**Exercise details**
In the records below, find each line containing the word "text" and copy it.

[Start Source records]

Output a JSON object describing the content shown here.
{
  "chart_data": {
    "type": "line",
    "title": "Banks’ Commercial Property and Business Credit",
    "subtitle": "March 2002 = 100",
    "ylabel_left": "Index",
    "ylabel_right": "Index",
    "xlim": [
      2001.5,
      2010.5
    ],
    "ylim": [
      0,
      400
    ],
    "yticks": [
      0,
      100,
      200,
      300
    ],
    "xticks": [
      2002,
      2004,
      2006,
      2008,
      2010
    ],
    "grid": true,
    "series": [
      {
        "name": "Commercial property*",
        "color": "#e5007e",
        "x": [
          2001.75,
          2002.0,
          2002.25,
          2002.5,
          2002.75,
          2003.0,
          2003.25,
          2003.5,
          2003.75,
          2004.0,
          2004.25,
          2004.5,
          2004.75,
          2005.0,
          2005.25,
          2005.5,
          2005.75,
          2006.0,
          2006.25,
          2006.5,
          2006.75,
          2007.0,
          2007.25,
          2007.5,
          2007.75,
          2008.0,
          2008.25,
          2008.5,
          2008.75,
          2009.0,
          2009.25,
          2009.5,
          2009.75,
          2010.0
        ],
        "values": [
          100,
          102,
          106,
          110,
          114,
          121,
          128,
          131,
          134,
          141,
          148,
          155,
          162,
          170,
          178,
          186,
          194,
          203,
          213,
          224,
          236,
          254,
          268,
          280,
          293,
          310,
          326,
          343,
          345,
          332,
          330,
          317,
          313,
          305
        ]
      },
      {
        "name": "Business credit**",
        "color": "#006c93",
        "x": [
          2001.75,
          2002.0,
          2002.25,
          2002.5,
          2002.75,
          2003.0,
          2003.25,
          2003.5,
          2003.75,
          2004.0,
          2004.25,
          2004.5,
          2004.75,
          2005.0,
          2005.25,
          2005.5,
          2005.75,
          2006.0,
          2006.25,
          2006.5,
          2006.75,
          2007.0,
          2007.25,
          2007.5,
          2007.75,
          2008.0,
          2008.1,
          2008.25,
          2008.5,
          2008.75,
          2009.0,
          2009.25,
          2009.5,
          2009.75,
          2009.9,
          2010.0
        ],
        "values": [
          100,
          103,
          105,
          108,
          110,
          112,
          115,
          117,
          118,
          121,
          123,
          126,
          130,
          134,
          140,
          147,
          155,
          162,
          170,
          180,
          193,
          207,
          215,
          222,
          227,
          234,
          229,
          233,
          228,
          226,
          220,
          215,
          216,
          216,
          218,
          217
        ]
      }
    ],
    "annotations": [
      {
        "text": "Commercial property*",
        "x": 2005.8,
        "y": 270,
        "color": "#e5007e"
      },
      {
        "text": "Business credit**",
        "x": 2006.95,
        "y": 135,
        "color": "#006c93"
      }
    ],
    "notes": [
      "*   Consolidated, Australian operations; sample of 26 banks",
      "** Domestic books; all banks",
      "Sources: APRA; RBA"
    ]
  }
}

[End Source records]

**Exercise output**
        "text": "Commercial property*",
        "text": "Business credit**",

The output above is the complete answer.